Stated exercise: Return each line of the records with nothing changed, pictures excepted.

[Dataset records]

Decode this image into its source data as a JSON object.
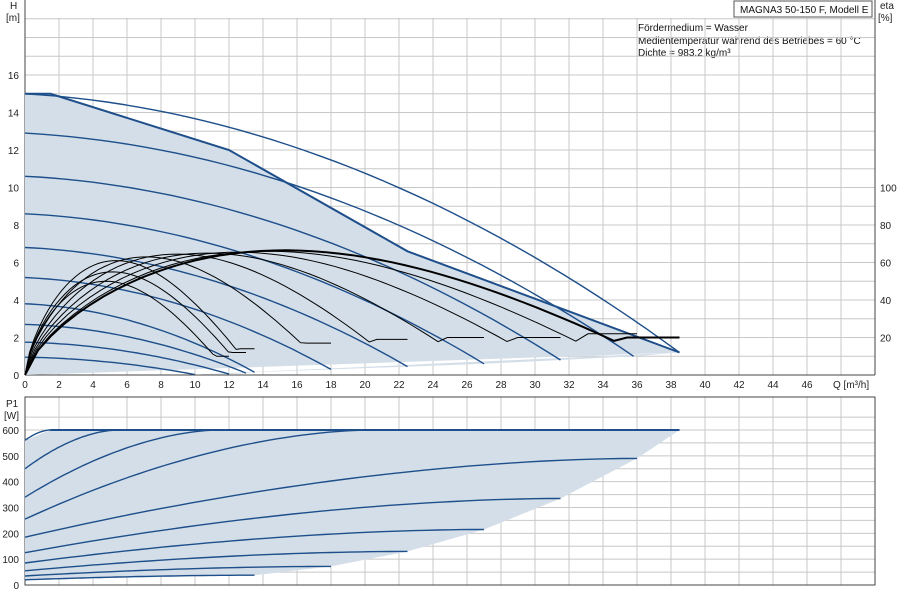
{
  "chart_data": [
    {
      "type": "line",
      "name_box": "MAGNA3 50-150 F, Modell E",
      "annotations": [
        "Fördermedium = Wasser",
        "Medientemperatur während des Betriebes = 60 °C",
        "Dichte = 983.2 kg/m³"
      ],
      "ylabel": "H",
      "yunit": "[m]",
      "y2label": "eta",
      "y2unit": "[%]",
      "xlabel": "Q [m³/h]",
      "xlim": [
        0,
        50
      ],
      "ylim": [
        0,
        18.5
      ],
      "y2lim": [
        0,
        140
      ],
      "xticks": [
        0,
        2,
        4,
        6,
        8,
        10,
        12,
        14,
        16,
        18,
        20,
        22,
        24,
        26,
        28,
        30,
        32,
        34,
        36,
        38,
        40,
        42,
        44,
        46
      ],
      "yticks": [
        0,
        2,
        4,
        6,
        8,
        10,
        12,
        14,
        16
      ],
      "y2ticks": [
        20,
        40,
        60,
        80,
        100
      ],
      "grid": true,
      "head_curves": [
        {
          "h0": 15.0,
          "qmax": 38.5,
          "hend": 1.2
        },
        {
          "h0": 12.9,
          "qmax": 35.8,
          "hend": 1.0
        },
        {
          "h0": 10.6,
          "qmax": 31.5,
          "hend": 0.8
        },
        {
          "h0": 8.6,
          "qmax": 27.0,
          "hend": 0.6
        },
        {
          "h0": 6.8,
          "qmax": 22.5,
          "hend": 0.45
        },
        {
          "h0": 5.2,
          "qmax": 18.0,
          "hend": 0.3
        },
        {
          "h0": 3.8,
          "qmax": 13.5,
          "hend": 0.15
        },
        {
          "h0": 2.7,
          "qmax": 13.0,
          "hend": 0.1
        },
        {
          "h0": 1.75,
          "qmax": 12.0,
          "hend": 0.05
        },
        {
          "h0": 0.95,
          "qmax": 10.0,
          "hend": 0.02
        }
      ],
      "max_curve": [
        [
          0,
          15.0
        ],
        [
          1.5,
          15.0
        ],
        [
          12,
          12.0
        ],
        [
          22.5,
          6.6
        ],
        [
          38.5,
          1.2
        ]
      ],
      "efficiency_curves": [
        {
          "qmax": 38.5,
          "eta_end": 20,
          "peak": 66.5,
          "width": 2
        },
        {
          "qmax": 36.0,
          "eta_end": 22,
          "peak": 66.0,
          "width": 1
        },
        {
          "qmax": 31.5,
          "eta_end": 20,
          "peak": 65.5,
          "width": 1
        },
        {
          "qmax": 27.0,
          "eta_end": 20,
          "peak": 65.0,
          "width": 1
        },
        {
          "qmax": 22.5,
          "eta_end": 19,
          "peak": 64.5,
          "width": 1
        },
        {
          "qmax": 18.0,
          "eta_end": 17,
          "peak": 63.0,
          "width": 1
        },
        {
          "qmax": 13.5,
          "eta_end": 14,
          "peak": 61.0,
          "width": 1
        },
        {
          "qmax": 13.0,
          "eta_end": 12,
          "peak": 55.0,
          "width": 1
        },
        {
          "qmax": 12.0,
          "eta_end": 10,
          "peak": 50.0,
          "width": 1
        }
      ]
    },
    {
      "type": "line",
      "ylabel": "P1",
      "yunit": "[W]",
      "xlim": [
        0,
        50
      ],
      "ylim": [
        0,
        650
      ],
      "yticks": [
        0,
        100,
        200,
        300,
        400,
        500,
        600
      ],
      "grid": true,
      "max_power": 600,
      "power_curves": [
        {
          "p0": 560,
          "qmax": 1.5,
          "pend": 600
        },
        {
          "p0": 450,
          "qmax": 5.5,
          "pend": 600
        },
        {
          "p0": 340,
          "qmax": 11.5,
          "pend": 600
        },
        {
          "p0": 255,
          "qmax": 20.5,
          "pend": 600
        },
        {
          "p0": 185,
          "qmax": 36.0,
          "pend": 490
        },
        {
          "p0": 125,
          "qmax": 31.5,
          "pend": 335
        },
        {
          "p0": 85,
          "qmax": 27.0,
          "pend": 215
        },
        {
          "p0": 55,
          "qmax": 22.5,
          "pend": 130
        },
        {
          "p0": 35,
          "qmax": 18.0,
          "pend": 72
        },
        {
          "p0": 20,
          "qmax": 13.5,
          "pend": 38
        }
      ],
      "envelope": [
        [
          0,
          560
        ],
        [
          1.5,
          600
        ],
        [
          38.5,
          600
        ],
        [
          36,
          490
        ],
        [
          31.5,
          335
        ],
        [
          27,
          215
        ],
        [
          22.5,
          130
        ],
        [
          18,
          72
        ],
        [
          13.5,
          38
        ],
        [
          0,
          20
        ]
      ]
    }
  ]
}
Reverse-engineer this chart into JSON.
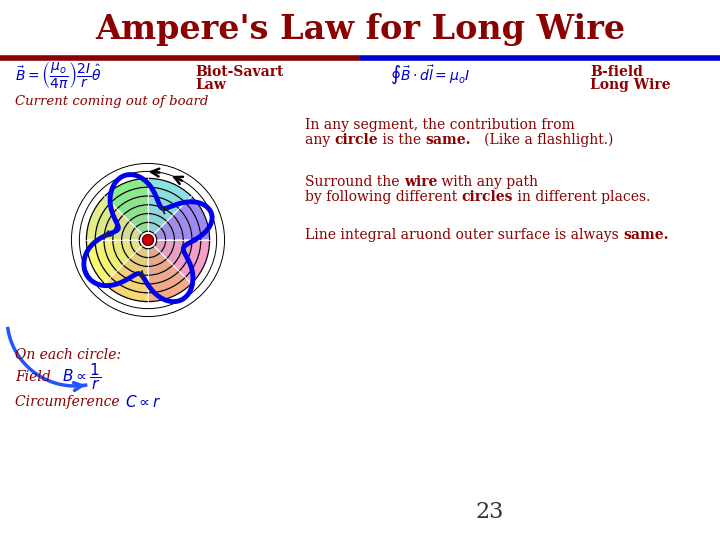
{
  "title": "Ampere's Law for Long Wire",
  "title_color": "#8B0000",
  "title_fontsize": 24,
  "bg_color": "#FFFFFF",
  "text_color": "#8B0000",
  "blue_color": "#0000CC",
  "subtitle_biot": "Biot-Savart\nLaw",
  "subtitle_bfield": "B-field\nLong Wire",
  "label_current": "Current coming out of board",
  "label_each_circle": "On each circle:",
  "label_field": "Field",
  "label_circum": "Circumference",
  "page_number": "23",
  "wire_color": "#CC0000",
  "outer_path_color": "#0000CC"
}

Output of the task:
Decode this image into its source data as a JSON object.
{
  "chart_data": [
    {
      "type": "line",
      "name_box": "MAGNA3 50-150 F, Modell E",
      "annotations": [
        "Fördermedium = Wasser",
        "Medientemperatur während des Betriebes = 60 °C",
        "Dichte = 983.2 kg/m³"
      ],
      "ylabel": "H",
      "yunit": "[m]",
      "y2label": "eta",
      "y2unit": "[%]",
      "xlabel": "Q [m³/h]",
      "xlim": [
        0,
        50
      ],
      "ylim": [
        0,
        18.5
      ],
      "y2lim": [
        0,
        140
      ],
      "xticks": [
        0,
        2,
        4,
        6,
        8,
        10,
        12,
        14,
        16,
        18,
        20,
        22,
        24,
        26,
        28,
        30,
        32,
        34,
        36,
        38,
        40,
        42,
        44,
        46
      ],
      "yticks": [
        0,
        2,
        4,
        6,
        8,
        10,
        12,
        14,
        16
      ],
      "y2ticks": [
        20,
        40,
        60,
        80,
        100
      ],
      "grid": true,
      "head_curves": [
        {
          "h0": 15.0,
          "qmax": 38.5,
          "hend": 1.2
        },
        {
          "h0": 12.9,
          "qmax": 35.8,
          "hend": 1.0
        },
        {
          "h0": 10.6,
          "qmax": 31.5,
          "hend": 0.8
        },
        {
          "h0": 8.6,
          "qmax": 27.0,
          "hend": 0.6
        },
        {
          "h0": 6.8,
          "qmax": 22.5,
          "hend": 0.45
        },
        {
          "h0": 5.2,
          "qmax": 18.0,
          "hend": 0.3
        },
        {
          "h0": 3.8,
          "qmax": 13.5,
          "hend": 0.15
        },
        {
          "h0": 2.7,
          "qmax": 13.0,
          "hend": 0.1
        },
        {
          "h0": 1.75,
          "qmax": 12.0,
          "hend": 0.05
        },
        {
          "h0": 0.95,
          "qmax": 10.0,
          "hend": 0.02
        }
      ],
      "max_curve": [
        [
          0,
          15.0
        ],
        [
          1.5,
          15.0
        ],
        [
          12,
          12.0
        ],
        [
          22.5,
          6.6
        ],
        [
          38.5,
          1.2
        ]
      ],
      "efficiency_curves": [
        {
          "qmax": 38.5,
          "eta_end": 20,
          "peak": 66.5,
          "width": 2
        },
        {
          "qmax": 36.0,
          "eta_end": 22,
          "peak": 66.0,
          "width": 1
        },
        {
          "qmax": 31.5,
          "eta_end": 20,
          "peak": 65.5,
          "width": 1
        },
        {
          "qmax": 27.0,
          "eta_end": 20,
          "peak": 65.0,
          "width": 1
        },
        {
          "qmax": 22.5,
          "eta_end": 19,
          "peak": 64.5,
          "width": 1
        },
        {
          "qmax": 18.0,
          "eta_end": 17,
          "peak": 63.0,
          "width": 1
        },
        {
          "qmax": 13.5,
          "eta_end": 14,
          "peak": 61.0,
          "width": 1
        },
        {
          "qmax": 13.0,
          "eta_end": 12,
          "peak": 55.0,
          "width": 1
        },
        {
          "qmax": 12.0,
          "eta_end": 10,
          "peak": 50.0,
          "width": 1
        }
      ]
    },
    {
      "type": "line",
      "ylabel": "P1",
      "yunit": "[W]",
      "xlim": [
        0,
        50
      ],
      "ylim": [
        0,
        650
      ],
      "yticks": [
        0,
        100,
        200,
        300,
        400,
        500,
        600
      ],
      "grid": true,
      "max_power": 600,
      "power_curves": [
        {
          "p0": 560,
          "qmax": 1.5,
          "pend": 600
        },
        {
          "p0": 450,
          "qmax": 5.5,
          "pend": 600
        },
        {
          "p0": 340,
          "qmax": 11.5,
          "pend": 600
        },
        {
          "p0": 255,
          "qmax": 20.5,
          "pend": 600
        },
        {
          "p0": 185,
          "qmax": 36.0,
          "pend": 490
        },
        {
          "p0": 125,
          "qmax": 31.5,
          "pend": 335
        },
        {
          "p0": 85,
          "qmax": 27.0,
          "pend": 215
        },
        {
          "p0": 55,
          "qmax": 22.5,
          "pend": 130
        },
        {
          "p0": 35,
          "qmax": 18.0,
          "pend": 72
        },
        {
          "p0": 20,
          "qmax": 13.5,
          "pend": 38
        }
      ],
      "envelope": [
        [
          0,
          560
        ],
        [
          1.5,
          600
        ],
        [
          38.5,
          600
        ],
        [
          36,
          490
        ],
        [
          31.5,
          335
        ],
        [
          27,
          215
        ],
        [
          22.5,
          130
        ],
        [
          18,
          72
        ],
        [
          13.5,
          38
        ],
        [
          0,
          20
        ]
      ]
    }
  ]
}
Reverse-engineer this chart into JSON.
{
  "title": "Ampere's Law for Long Wire",
  "title_color": "#8B0000",
  "title_fontsize": 24,
  "bg_color": "#FFFFFF",
  "text_color": "#8B0000",
  "blue_color": "#0000CC",
  "subtitle_biot": "Biot-Savart\nLaw",
  "subtitle_bfield": "B-field\nLong Wire",
  "label_current": "Current coming out of board",
  "label_each_circle": "On each circle:",
  "label_field": "Field",
  "label_circum": "Circumference",
  "page_number": "23",
  "wire_color": "#CC0000",
  "outer_path_color": "#0000CC"
}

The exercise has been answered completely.